[EXERCISE BRIEF]
Count the lines below that contain the word "DSpace", and give only that number.

[TASK DATA]
· · · · · · ·
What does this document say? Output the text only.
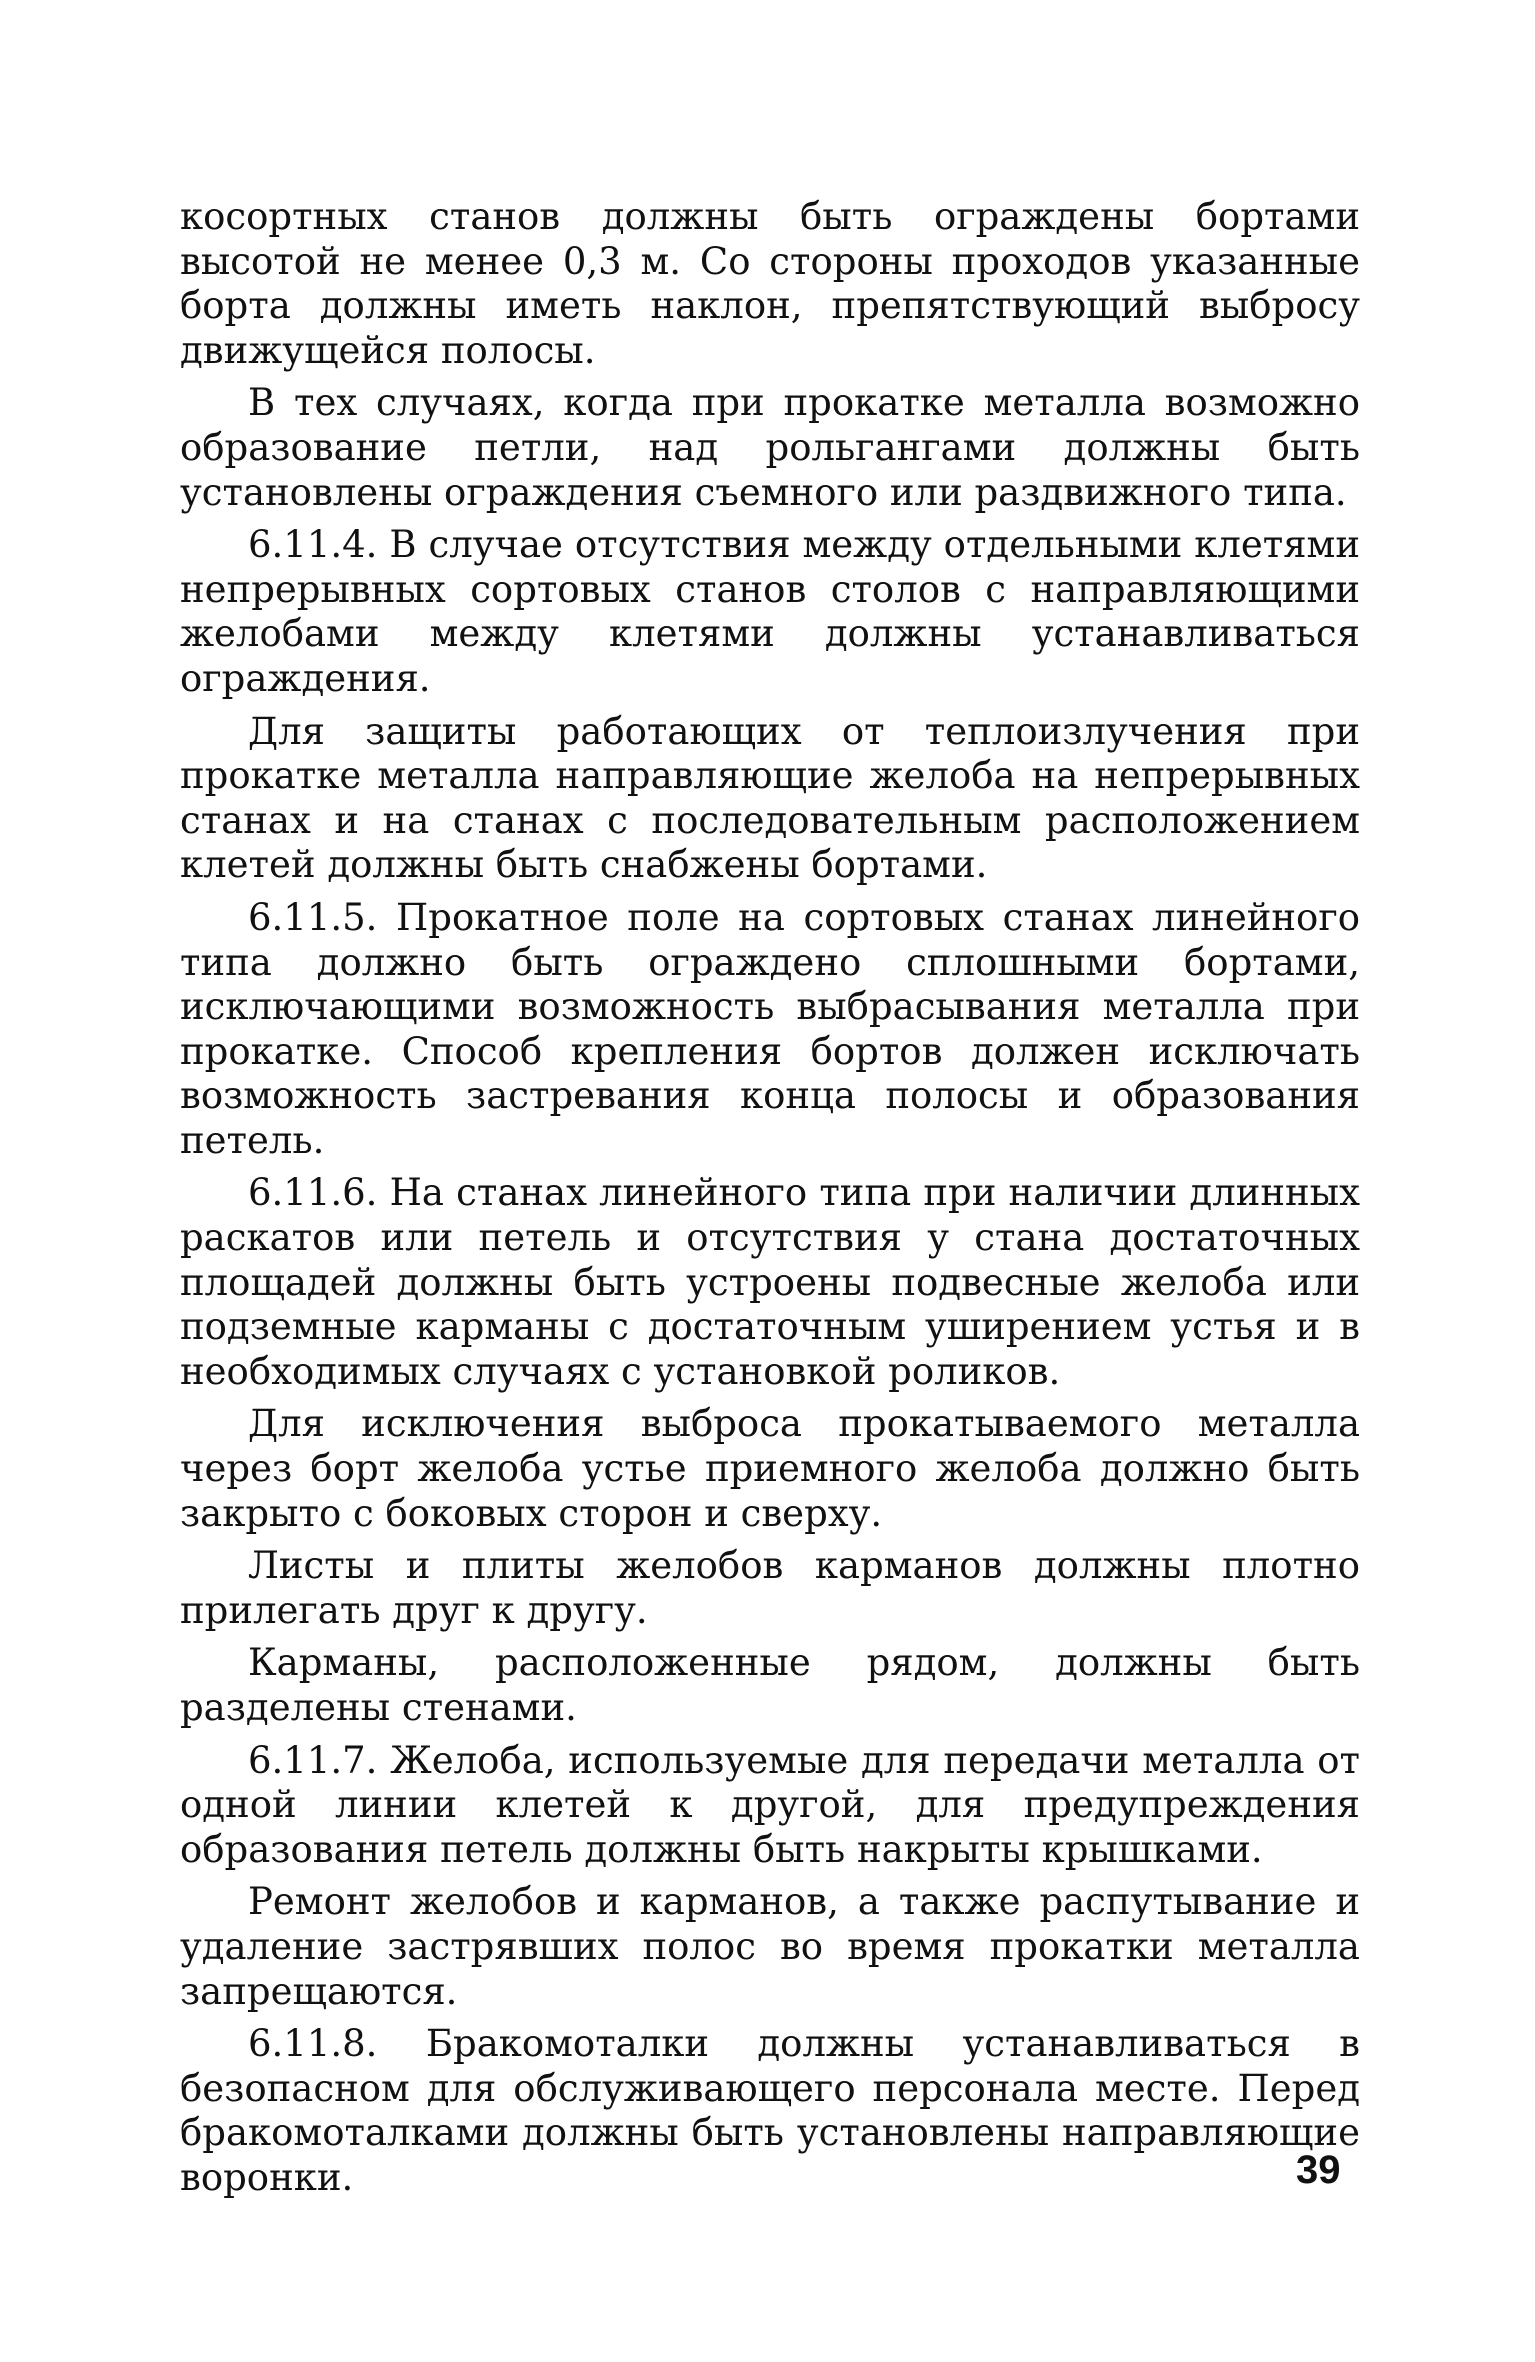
косортных станов должны быть ограждены бортами высотой не менее 0,3 м. Со стороны проходов указанные борта должны иметь наклон, препятствующий выбросу движущейся полосы.

В тех случаях, когда при прокатке металла возможно образование петли, над рольгангами должны быть установлены ограждения съемного или раздвижного типа.

6.11.4. В случае отсутствия между отдельными клетями непрерывных сортовых станов столов с направляющими желобами между клетями должны устанавливаться ограждения.

Для защиты работающих от теплоизлучения при прокатке металла направляющие желоба на непрерывных станах и на станах с последовательным расположением клетей должны быть снабжены бортами.

6.11.5. Прокатное поле на сортовых станах линейного типа должно быть ограждено сплошными бортами, исключающими возможность выбрасывания металла при прокатке. Способ крепления бортов должен исключать возможность застревания конца полосы и образования петель.

6.11.6. На станах линейного типа при наличии длинных раскатов или петель и отсутствия у стана достаточных площадей должны быть устроены подвесные желоба или подземные карманы с достаточным уширением устья и в необходимых случаях с установкой роликов.

Для исключения выброса прокатываемого металла через борт желоба устье приемного желоба должно быть закрыто с боковых сторон и сверху.

Листы и плиты желобов карманов должны плотно прилегать друг к другу.

Карманы, расположенные рядом, должны быть разделены стенами.

6.11.7. Желоба, используемые для передачи металла от одной линии клетей к другой, для предупреждения образования петель должны быть накрыты крышками.

Ремонт желобов и карманов, а также распутывание и удаление застрявших полос во время прокатки металла запрещаются.

6.11.8. Бракомоталки должны устанавливаться в безопасном для обслуживающего персонала месте. Перед бракомоталками должны быть установлены направляющие воронки.	39
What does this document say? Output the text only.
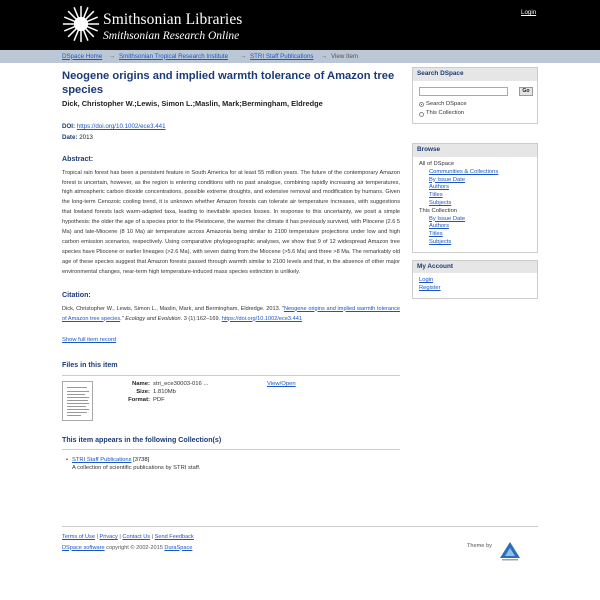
Smithsonian Libraries
Smithsonian Research Online
Login
DSpace Home → Smithsonian Tropical Research Institute → STRI Staff Publications → View Item
Neogene origins and implied warmth tolerance of Amazon tree species
Dick, Christopher W.;Lewis, Simon L.;Maslin, Mark;Bermingham, Eldredge
DOI: https://doi.org/10.1002/ece3.441
Date: 2013
Abstract:
Tropical rain forest has been a persistent feature in South America for at least 55 million years. The future of the contemporary Amazon forest is uncertain, however, as the region is entering conditions with no past analogue, combining rapidly increasing air temperatures, high atmospheric carbon dioxide concentrations, possible extreme droughts, and extensive removal and modification by humans. Given the long-term Cenozoic cooling trend, it is unknown whether Amazon forests can tolerate air temperature increases, with suggestions that lowland forests lack warm-adapted taxa, leading to inevitable species losses. In response to this uncertainty, we posit a simple hypothesis: the older the age of a species prior to the Pleistocene, the warmer the climate it has previously survived, with Pliocene (2.6 5 Ma) and late-Miocene (8 10 Ma) air temperature across Amazonia being similar to 2100 temperature projections under low and high carbon emission scenarios, respectively. Using comparative phylogeographic analyses, we show that 9 of 12 widespread Amazon tree species have Pliocene or earlier lineages (>2.6 Ma), with seven dating from the Miocene (>5.6 Ma) and three >8 Ma. The remarkably old age of these species suggest that Amazon forests passed through warmth similar to 2100 levels and that, in the absence of other major environmental changes, near-term high temperature-induced mass species extinction is unlikely.
Citation:
Dick, Christopher W., Lewis, Simon L., Maslin, Mark, and Bermingham, Eldredge. 2013. "Neogene origins and implied warmth tolerance of Amazon tree species." Ecology and Evolution. 3 (1):162–169. https://doi.org/10.1002/ece3.441
Show full item record
Files in this item
Name: stri_ece30003-016 ...
Size: 1.810Mb
Format: PDF
View/Open
This item appears in the following Collection(s)
• STRI Staff Publications [3738]
A collection of scientific publications by STRI staff.
Search DSpace
Go
Search DSpace
This Collection
Browse
All of DSpace
Communities & Collections
By Issue Date
Authors
Titles
Subjects
This Collection
By Issue Date
Authors
Titles
Subjects
My Account
Login
Register
Terms of Use | Privacy | Contact Us | Send Feedback
DSpace software copyright © 2002-2015 DuraSpace	Theme by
· · · · · · ·
[SOLUTION FOR THIS TASK]
5